** start of Task data **

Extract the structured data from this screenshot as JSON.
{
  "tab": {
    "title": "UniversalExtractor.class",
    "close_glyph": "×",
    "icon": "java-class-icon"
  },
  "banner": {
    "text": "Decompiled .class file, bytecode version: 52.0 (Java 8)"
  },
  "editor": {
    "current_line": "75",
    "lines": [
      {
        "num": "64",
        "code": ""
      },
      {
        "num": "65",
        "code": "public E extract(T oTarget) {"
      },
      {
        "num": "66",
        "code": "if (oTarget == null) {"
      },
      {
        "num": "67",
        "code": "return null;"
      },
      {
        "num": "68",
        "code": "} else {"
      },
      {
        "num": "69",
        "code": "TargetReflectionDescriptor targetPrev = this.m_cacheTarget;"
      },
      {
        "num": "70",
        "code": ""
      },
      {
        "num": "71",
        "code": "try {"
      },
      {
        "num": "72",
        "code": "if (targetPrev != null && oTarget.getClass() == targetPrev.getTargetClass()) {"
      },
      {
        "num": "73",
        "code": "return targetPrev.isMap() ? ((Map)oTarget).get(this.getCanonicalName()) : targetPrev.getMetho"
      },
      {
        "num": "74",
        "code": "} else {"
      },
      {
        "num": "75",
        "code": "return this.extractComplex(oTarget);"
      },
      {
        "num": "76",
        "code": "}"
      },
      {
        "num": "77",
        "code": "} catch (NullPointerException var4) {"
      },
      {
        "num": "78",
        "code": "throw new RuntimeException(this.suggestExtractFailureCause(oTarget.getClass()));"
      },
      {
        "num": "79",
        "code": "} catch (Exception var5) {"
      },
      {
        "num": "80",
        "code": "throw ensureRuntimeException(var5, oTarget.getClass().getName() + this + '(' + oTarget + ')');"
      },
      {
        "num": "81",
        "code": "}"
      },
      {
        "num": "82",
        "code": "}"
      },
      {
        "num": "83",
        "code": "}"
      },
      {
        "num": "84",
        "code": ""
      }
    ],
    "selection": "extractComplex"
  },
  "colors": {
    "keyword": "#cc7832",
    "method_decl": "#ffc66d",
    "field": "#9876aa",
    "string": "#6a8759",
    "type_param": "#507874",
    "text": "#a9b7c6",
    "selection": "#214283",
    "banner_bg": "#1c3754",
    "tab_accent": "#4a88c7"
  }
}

** end of Task data **

* Your task
Go over the data above and copy every line that has the word "return" in it.

* The output
        "code": "return null;"
        "code": "return targetPrev.isMap() ? ((Map)oTarget).get(this.getCanonicalName()) : targetPrev.getMetho"
        "code": "return this.extractComplex(oTarget);"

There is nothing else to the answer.